* **Exercise**
Keep the images out and copy every entry below exactly.

==== Information provided

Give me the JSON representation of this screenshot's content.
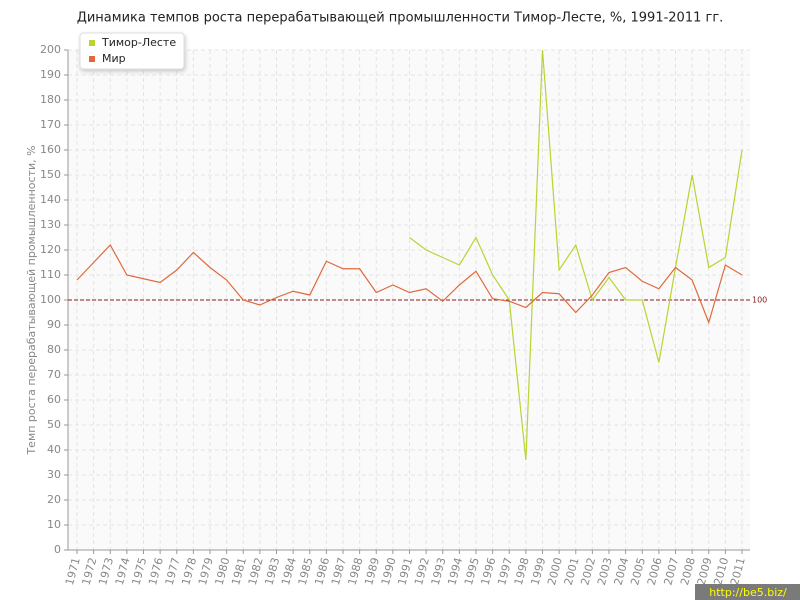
{
  "chart_data": {
    "type": "line",
    "title": "Динамика темпов роста перерабатывающей промышленности Тимор-Лесте, %, 1991-2011 гг.",
    "y_label": "Темп роста перерабатывающей промышленности, %",
    "x": [
      "1971",
      "1972",
      "1973",
      "1974",
      "1975",
      "1976",
      "1977",
      "1978",
      "1979",
      "1980",
      "1981",
      "1982",
      "1983",
      "1984",
      "1985",
      "1986",
      "1987",
      "1988",
      "1989",
      "1990",
      "1991",
      "1992",
      "1993",
      "1994",
      "1995",
      "1996",
      "1997",
      "1998",
      "1999",
      "2000",
      "2001",
      "2002",
      "2003",
      "2004",
      "2005",
      "2006",
      "2007",
      "2008",
      "2009",
      "2010",
      "2011"
    ],
    "series": [
      {
        "name": "Тимор-Лесте",
        "color": "#b8d432",
        "values": [
          null,
          null,
          null,
          null,
          null,
          null,
          null,
          null,
          null,
          null,
          null,
          null,
          null,
          null,
          null,
          null,
          null,
          null,
          null,
          null,
          125,
          120,
          117,
          114,
          125,
          110,
          100,
          36,
          200,
          112,
          122,
          100,
          109,
          100,
          100,
          75,
          113,
          150,
          113,
          117,
          160
        ]
      },
      {
        "name": "Мир",
        "color": "#e0693c",
        "values": [
          108,
          115,
          122,
          110,
          108.5,
          107,
          112,
          119,
          113,
          108,
          100,
          98,
          101,
          103.5,
          102,
          115.5,
          112.5,
          112.5,
          103,
          106,
          103,
          104.5,
          99.5,
          106,
          111.5,
          100.5,
          99.5,
          97,
          103,
          102.5,
          95,
          102,
          111,
          113,
          107.5,
          104.5,
          113,
          108,
          91,
          114,
          110
        ]
      }
    ],
    "ylim": [
      0,
      200
    ],
    "yticks": [
      0,
      10,
      20,
      30,
      40,
      50,
      60,
      70,
      80,
      90,
      100,
      110,
      120,
      130,
      140,
      150,
      160,
      170,
      180,
      190,
      200
    ],
    "grid": true,
    "legend": "top-left",
    "reference_line": 100,
    "source": "http://be5.biz/"
  }
}
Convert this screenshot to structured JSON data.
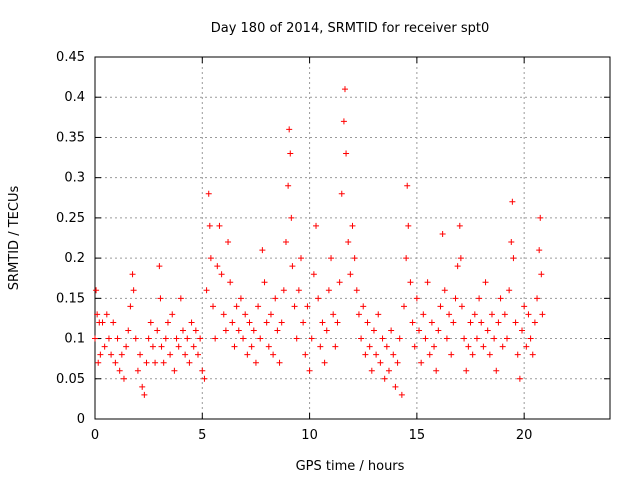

========

* **Result of this exercise**
Give me the JSON representation of this screenshot's content.
{
  "chart_data": {
    "type": "line",
    "title": "Динамика темпов роста перерабатывающей промышленности Тимор-Лесте, %, 1991-2011 гг.",
    "y_label": "Темп роста перерабатывающей промышленности, %",
    "x": [
      "1971",
      "1972",
      "1973",
      "1974",
      "1975",
      "1976",
      "1977",
      "1978",
      "1979",
      "1980",
      "1981",
      "1982",
      "1983",
      "1984",
      "1985",
      "1986",
      "1987",
      "1988",
      "1989",
      "1990",
      "1991",
      "1992",
      "1993",
      "1994",
      "1995",
      "1996",
      "1997",
      "1998",
      "1999",
      "2000",
      "2001",
      "2002",
      "2003",
      "2004",
      "2005",
      "2006",
      "2007",
      "2008",
      "2009",
      "2010",
      "2011"
    ],
    "series": [
      {
        "name": "Тимор-Лесте",
        "color": "#b8d432",
        "values": [
          null,
          null,
          null,
          null,
          null,
          null,
          null,
          null,
          null,
          null,
          null,
          null,
          null,
          null,
          null,
          null,
          null,
          null,
          null,
          null,
          125,
          120,
          117,
          114,
          125,
          110,
          100,
          36,
          200,
          112,
          122,
          100,
          109,
          100,
          100,
          75,
          113,
          150,
          113,
          117,
          160
        ]
      },
      {
        "name": "Мир",
        "color": "#e0693c",
        "values": [
          108,
          115,
          122,
          110,
          108.5,
          107,
          112,
          119,
          113,
          108,
          100,
          98,
          101,
          103.5,
          102,
          115.5,
          112.5,
          112.5,
          103,
          106,
          103,
          104.5,
          99.5,
          106,
          111.5,
          100.5,
          99.5,
          97,
          103,
          102.5,
          95,
          102,
          111,
          113,
          107.5,
          104.5,
          113,
          108,
          91,
          114,
          110
        ]
      }
    ],
    "ylim": [
      0,
      200
    ],
    "yticks": [
      0,
      10,
      20,
      30,
      40,
      50,
      60,
      70,
      80,
      90,
      100,
      110,
      120,
      130,
      140,
      150,
      160,
      170,
      180,
      190,
      200
    ],
    "grid": true,
    "legend": "top-left",
    "reference_line": 100,
    "source": "http://be5.biz/"
  }
}
Convert this screenshot to structured JSON data.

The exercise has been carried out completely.